The records below must be written out exactly, with every picture left behind.

══════

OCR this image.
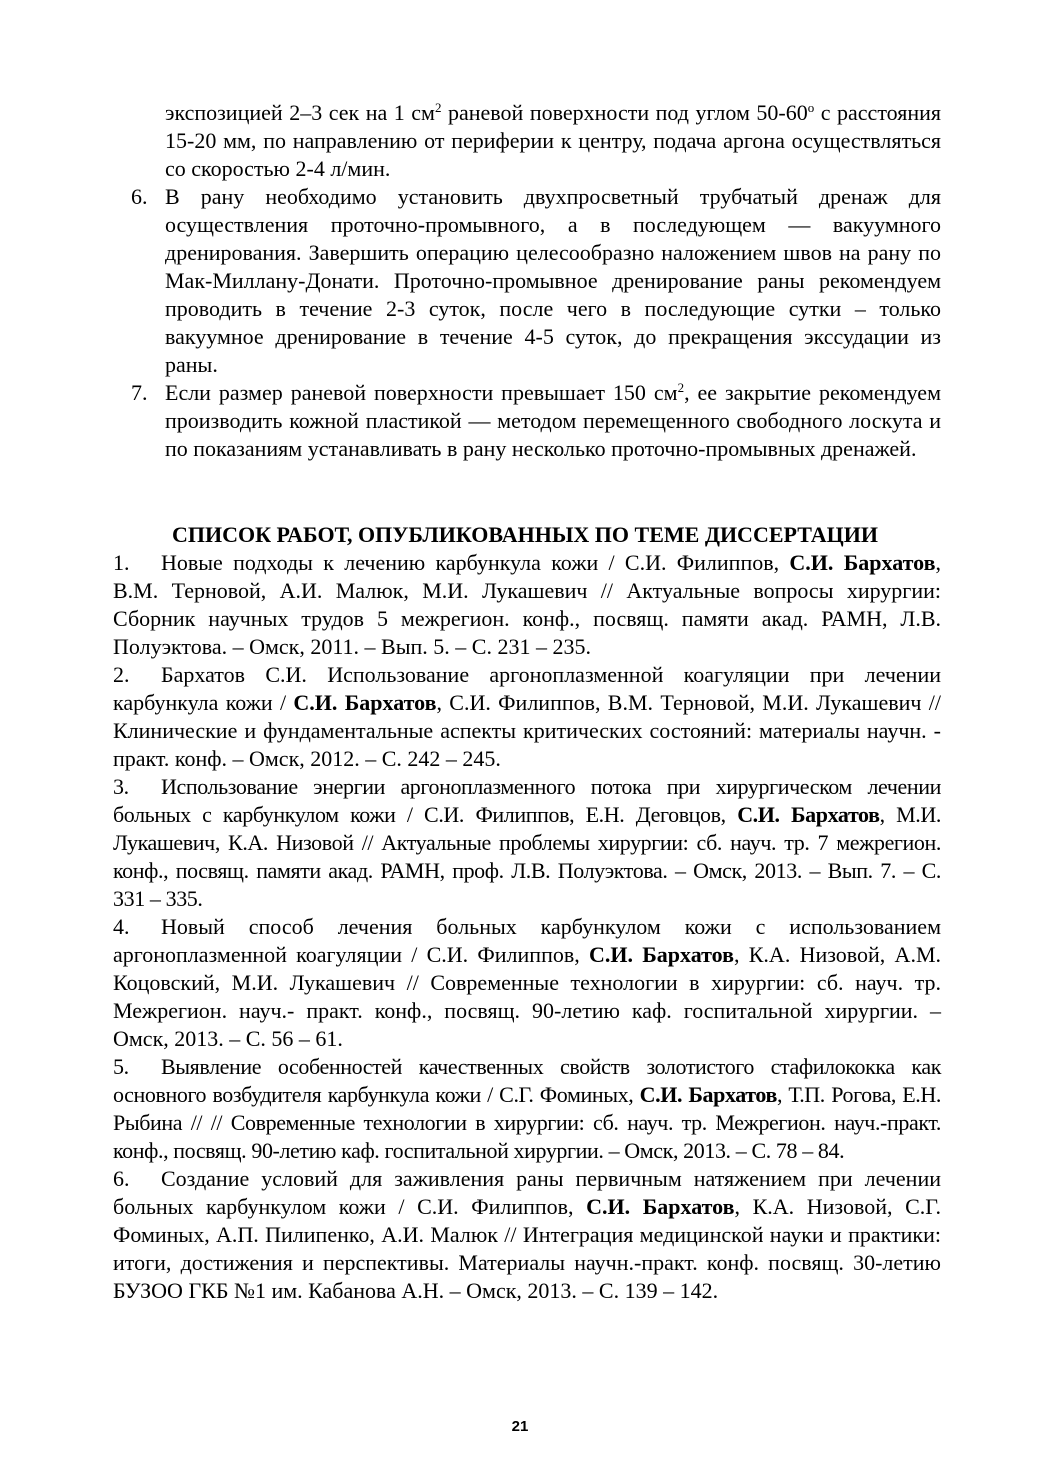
экспозицией 2–3 сек на 1 $см^2$ раневой поверхности под углом $50-60^о$ с расстояния 15-20 мм, по направлению от периферии к центру, подача аргона осуществляться со скоростью 2-4 л/мин.
6. В рану необходимо установить двухпросветный трубчатый дренаж для осуществления проточно-промывного, а в последующем — вакуумного дренирования. Завершить операцию целесообразно наложением швов на рану по Мак-Миллану-Донати. Проточно-промывное дренирование раны рекомендуем проводить в течение 2-3 суток, после чего в последующие сутки – только вакуумное дренирование в течение 4-5 суток, до прекращения экссудации из раны.
7. Если размер раневой поверхности превышает 150 $см^2$, ее закрытие рекомендуем производить кожной пластикой — методом перемещенного свободного лоскута и по показаниям устанавливать в рану несколько проточно-промывных дренажей.
СПИСОК РАБОТ, ОПУБЛИКОВАННЫХ ПО ТЕМЕ ДИССЕРТАЦИИ
1. Новые подходы к лечению карбункула кожи / С.И. Филиппов, С.И. Бархатов, В.М. Терновой, А.И. Малюк, М.И. Лукашевич // Актуальные вопросы хирургии: Сборник научных трудов 5 межрегион. конф., посвящ. памяти акад. РАМН, Л.В. Полуэктова. – Омск, 2011. – Вып. 5. – С. 231 – 235.
2. Бархатов С.И. Использование аргоноплазменной коагуляции при лечении карбункула кожи / С.И. Бархатов, С.И. Филиппов, В.М. Терновой, М.И. Лукашевич // Клинические и фундаментальные аспекты критических состояний: материалы научн. - практ. конф. – Омск, 2012. – С. 242 – 245.
3. Использование энергии аргоноплазменного потока при хирургическом лечении больных с карбункулом кожи / С.И. Филиппов, Е.Н. Деговцов, С.И. Бархатов, М.И. Лукашевич, К.А. Низовой // Актуальные проблемы хирургии: сб. науч. тр. 7 межрегион. конф., посвящ. памяти акад. РАМН, проф. Л.В. Полуэктова. – Омск, 2013. – Вып. 7. – С. 331 – 335.
4. Новый способ лечения больных карбункулом кожи с использованием аргоноплазменной коагуляции / С.И. Филиппов, С.И. Бархатов, К.А. Низовой, А.М. Коцовский, М.И. Лукашевич // Современные технологии в хирургии: сб. науч. тр. Межрегион. науч.- практ. конф., посвящ. 90-летию каф. госпитальной хирургии. – Омск, 2013. – С. 56 – 61.
5. Выявление особенностей качественных свойств золотистого стафилококка как основного возбудителя карбункула кожи / С.Г. Фоминых, С.И. Бархатов, Т.П. Рогова, Е.Н. Рыбина // // Современные технологии в хирургии: сб. науч. тр. Межрегион. науч.-практ. конф., посвящ. 90-летию каф. госпитальной хирургии. – Омск, 2013. – С. 78 – 84.
6. Создание условий для заживления раны первичным натяжением при лечении больных карбункулом кожи / С.И. Филиппов, С.И. Бархатов, К.А. Низовой, С.Г. Фоминых, А.П. Пилипенко, А.И. Малюк // Интеграция медицинской науки и практики: итоги, достижения и перспективы. Материалы научн.-практ. конф. посвящ. 30-летию БУЗОО ГКБ №1 им. Кабанова А.Н. – Омск, 2013. – С. 139 – 142.
21
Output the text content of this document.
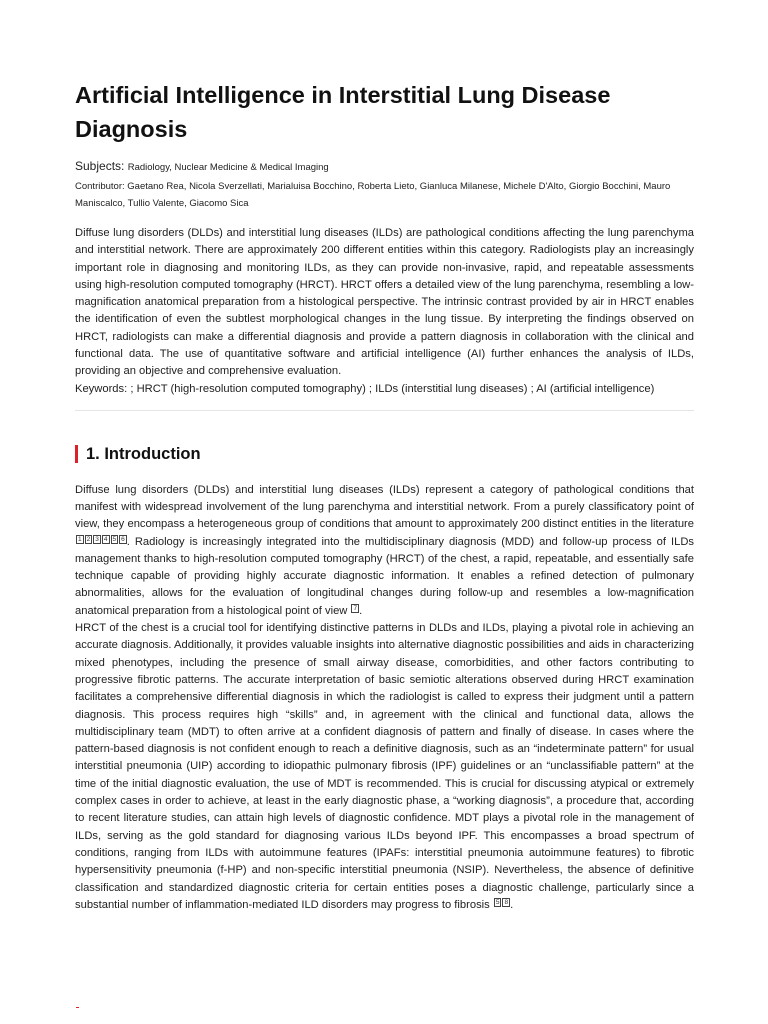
Artificial Intelligence in Interstitial Lung Disease Diagnosis
Subjects: Radiology, Nuclear Medicine & Medical Imaging
Contributor: Gaetano Rea, Nicola Sverzellati, Marialuisa Bocchino, Roberta Lieto, Gianluca Milanese, Michele D'Alto, Giorgio Bocchini, Mauro Maniscalco, Tullio Valente, Giacomo Sica

Diffuse lung disorders (DLDs) and interstitial lung diseases (ILDs) are pathological conditions affecting the lung parenchyma and interstitial network. There are approximately 200 different entities within this category. Radiologists play an increasingly important role in diagnosing and monitoring ILDs, as they can provide non-invasive, rapid, and repeatable assessments using high-resolution computed tomography (HRCT). HRCT offers a detailed view of the lung parenchyma, resembling a low-magnification anatomical preparation from a histological perspective. The intrinsic contrast provided by air in HRCT enables the identification of even the subtlest morphological changes in the lung tissue. By interpreting the findings observed on HRCT, radiologists can make a differential diagnosis and provide a pattern diagnosis in collaboration with the clinical and functional data. The use of quantitative software and artificial intelligence (AI) further enhances the analysis of ILDs, providing an objective and comprehensive evaluation.

Keywords: ; HRCT (high-resolution computed tomography) ; ILDs (interstitial lung diseases) ; AI (artificial intelligence)
1. Introduction

Diffuse lung disorders (DLDs) and interstitial lung diseases (ILDs) represent a category of pathological conditions that manifest with widespread involvement of the lung parenchyma and interstitial network. From a purely classificatory point of view, they encompass a heterogeneous group of conditions that amount to approximately 200 distinct entities in the literature 1 2 3 4 5 6 . Radiology is increasingly integrated into the multidisciplinary diagnosis (MDD) and follow-up process of ILDs management thanks to high-resolution computed tomography (HRCT) of the chest, a rapid, repeatable, and essentially safe technique capable of providing highly accurate diagnostic information. It enables a refined detection of pulmonary abnormalities, allows for the evaluation of longitudinal changes during follow-up and resembles a low-magnification anatomical preparation from a histological point of view 7 .

HRCT of the chest is a crucial tool for identifying distinctive patterns in DLDs and ILDs, playing a pivotal role in achieving an accurate diagnosis. Additionally, it provides valuable insights into alternative diagnostic possibilities and aids in characterizing mixed phenotypes, including the presence of small airway disease, comorbidities, and other factors contributing to progressive fibrotic patterns. The accurate interpretation of basic semiotic alterations observed during HRCT examination facilitates a comprehensive differential diagnosis in which the radiologist is called to express their judgment until a pattern diagnosis. This process requires high “skills” and, in agreement with the clinical and functional data, allows the multidisciplinary team (MDT) to often arrive at a confident diagnosis of pattern and finally of disease. In cases where the pattern-based diagnosis is not confident enough to reach a definitive diagnosis, such as an “indeterminate pattern” for usual interstitial pneumonia (UIP) according to idiopathic pulmonary fibrosis (IPF) guidelines or an “unclassifiable pattern” at the time of the initial diagnostic evaluation, the use of MDT is recommended. This is crucial for discussing atypical or extremely complex cases in order to achieve, at least in the early diagnostic phase, a “working diagnosis”, a procedure that, according to recent literature studies, can attain high levels of diagnostic confidence. MDT plays a pivotal role in the management of ILDs, serving as the gold standard for diagnosing various ILDs beyond IPF. This encompasses a broad spectrum of conditions, ranging from ILDs with autoimmune features (IPAFs: interstitial pneumonia autoimmune features) to fibrotic hypersensitivity pneumonia (f-HP) and non-specific interstitial pneumonia (NSIP). Nevertheless, the absence of definitive classification and standardized diagnostic criteria for certain entities poses a diagnostic challenge, particularly since a substantial number of inflammation-mediated ILD disorders may progress to fibrosis 5 8 .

══════

### Exercise output
OCR this image.
экспозицией 2–3 сек на 1 $см^2$ раневой поверхности под углом $50-60^о$ с расстояния 15-20 мм, по направлению от периферии к центру, подача аргона осуществляться со скоростью 2-4 л/мин.
6. В рану необходимо установить двухпросветный трубчатый дренаж для осуществления проточно-промывного, а в последующем — вакуумного дренирования. Завершить операцию целесообразно наложением швов на рану по Мак-Миллану-Донати. Проточно-промывное дренирование раны рекомендуем проводить в течение 2-3 суток, после чего в последующие сутки – только вакуумное дренирование в течение 4-5 суток, до прекращения экссудации из раны.
7. Если размер раневой поверхности превышает 150 $см^2$, ее закрытие рекомендуем производить кожной пластикой — методом перемещенного свободного лоскута и по показаниям устанавливать в рану несколько проточно-промывных дренажей.
СПИСОК РАБОТ, ОПУБЛИКОВАННЫХ ПО ТЕМЕ ДИССЕРТАЦИИ
1. Новые подходы к лечению карбункула кожи / С.И. Филиппов, С.И. Бархатов, В.М. Терновой, А.И. Малюк, М.И. Лукашевич // Актуальные вопросы хирургии: Сборник научных трудов 5 межрегион. конф., посвящ. памяти акад. РАМН, Л.В. Полуэктова. – Омск, 2011. – Вып. 5. – С. 231 – 235.
2. Бархатов С.И. Использование аргоноплазменной коагуляции при лечении карбункула кожи / С.И. Бархатов, С.И. Филиппов, В.М. Терновой, М.И. Лукашевич // Клинические и фундаментальные аспекты критических состояний: материалы научн. - практ. конф. – Омск, 2012. – С. 242 – 245.
3. Использование энергии аргоноплазменного потока при хирургическом лечении больных с карбункулом кожи / С.И. Филиппов, Е.Н. Деговцов, С.И. Бархатов, М.И. Лукашевич, К.А. Низовой // Актуальные проблемы хирургии: сб. науч. тр. 7 межрегион. конф., посвящ. памяти акад. РАМН, проф. Л.В. Полуэктова. – Омск, 2013. – Вып. 7. – С. 331 – 335.
4. Новый способ лечения больных карбункулом кожи с использованием аргоноплазменной коагуляции / С.И. Филиппов, С.И. Бархатов, К.А. Низовой, А.М. Коцовский, М.И. Лукашевич // Современные технологии в хирургии: сб. науч. тр. Межрегион. науч.- практ. конф., посвящ. 90-летию каф. госпитальной хирургии. – Омск, 2013. – С. 56 – 61.
5. Выявление особенностей качественных свойств золотистого стафилококка как основного возбудителя карбункула кожи / С.Г. Фоминых, С.И. Бархатов, Т.П. Рогова, Е.Н. Рыбина // // Современные технологии в хирургии: сб. науч. тр. Межрегион. науч.-практ. конф., посвящ. 90-летию каф. госпитальной хирургии. – Омск, 2013. – С. 78 – 84.
6. Создание условий для заживления раны первичным натяжением при лечении больных карбункулом кожи / С.И. Филиппов, С.И. Бархатов, К.А. Низовой, С.Г. Фоминых, А.П. Пилипенко, А.И. Малюк // Интеграция медицинской науки и практики: итоги, достижения и перспективы. Материалы научн.-практ. конф. посвящ. 30-летию БУЗОО ГКБ №1 им. Кабанова А.Н. – Омск, 2013. – С. 139 – 142.
21
Output the text content of this document.
Artificial Intelligence in Interstitial Lung Disease Diagnosis
Subjects: Radiology, Nuclear Medicine & Medical Imaging
Contributor: Gaetano Rea, Nicola Sverzellati, Marialuisa Bocchino, Roberta Lieto, Gianluca Milanese, Michele D'Alto, Giorgio Bocchini, Mauro Maniscalco, Tullio Valente, Giacomo Sica

Diffuse lung disorders (DLDs) and interstitial lung diseases (ILDs) are pathological conditions affecting the lung parenchyma and interstitial network. There are approximately 200 different entities within this category. Radiologists play an increasingly important role in diagnosing and monitoring ILDs, as they can provide non-invasive, rapid, and repeatable assessments using high-resolution computed tomography (HRCT). HRCT offers a detailed view of the lung parenchyma, resembling a low-magnification anatomical preparation from a histological perspective. The intrinsic contrast provided by air in HRCT enables the identification of even the subtlest morphological changes in the lung tissue. By interpreting the findings observed on HRCT, radiologists can make a differential diagnosis and provide a pattern diagnosis in collaboration with the clinical and functional data. The use of quantitative software and artificial intelligence (AI) further enhances the analysis of ILDs, providing an objective and comprehensive evaluation.

Keywords: ; HRCT (high-resolution computed tomography) ; ILDs (interstitial lung diseases) ; AI (artificial intelligence)
1. Introduction

Diffuse lung disorders (DLDs) and interstitial lung diseases (ILDs) represent a category of pathological conditions that manifest with widespread involvement of the lung parenchyma and interstitial network. From a purely classificatory point of view, they encompass a heterogeneous group of conditions that amount to approximately 200 distinct entities in the literature 1 2 3 4 5 6 . Radiology is increasingly integrated into the multidisciplinary diagnosis (MDD) and follow-up process of ILDs management thanks to high-resolution computed tomography (HRCT) of the chest, a rapid, repeatable, and essentially safe technique capable of providing highly accurate diagnostic information. It enables a refined detection of pulmonary abnormalities, allows for the evaluation of longitudinal changes during follow-up and resembles a low-magnification anatomical preparation from a histological point of view 7 .

HRCT of the chest is a crucial tool for identifying distinctive patterns in DLDs and ILDs, playing a pivotal role in achieving an accurate diagnosis. Additionally, it provides valuable insights into alternative diagnostic possibilities and aids in characterizing mixed phenotypes, including the presence of small airway disease, comorbidities, and other factors contributing to progressive fibrotic patterns. The accurate interpretation of basic semiotic alterations observed during HRCT examination facilitates a comprehensive differential diagnosis in which the radiologist is called to express their judgment until a pattern diagnosis. This process requires high “skills” and, in agreement with the clinical and functional data, allows the multidisciplinary team (MDT) to often arrive at a confident diagnosis of pattern and finally of disease. In cases where the pattern-based diagnosis is not confident enough to reach a definitive diagnosis, such as an “indeterminate pattern” for usual interstitial pneumonia (UIP) according to idiopathic pulmonary fibrosis (IPF) guidelines or an “unclassifiable pattern” at the time of the initial diagnostic evaluation, the use of MDT is recommended. This is crucial for discussing atypical or extremely complex cases in order to achieve, at least in the early diagnostic phase, a “working diagnosis”, a procedure that, according to recent literature studies, can attain high levels of diagnostic confidence. MDT plays a pivotal role in the management of ILDs, serving as the gold standard for diagnosing various ILDs beyond IPF. This encompasses a broad spectrum of conditions, ranging from ILDs with autoimmune features (IPAFs: interstitial pneumonia autoimmune features) to fibrotic hypersensitivity pneumonia (f-HP) and non-specific interstitial pneumonia (NSIP). Nevertheless, the absence of definitive classification and standardized diagnostic criteria for certain entities poses a diagnostic challenge, particularly since a substantial number of inflammation-mediated ILD disorders may progress to fibrosis 5 8 .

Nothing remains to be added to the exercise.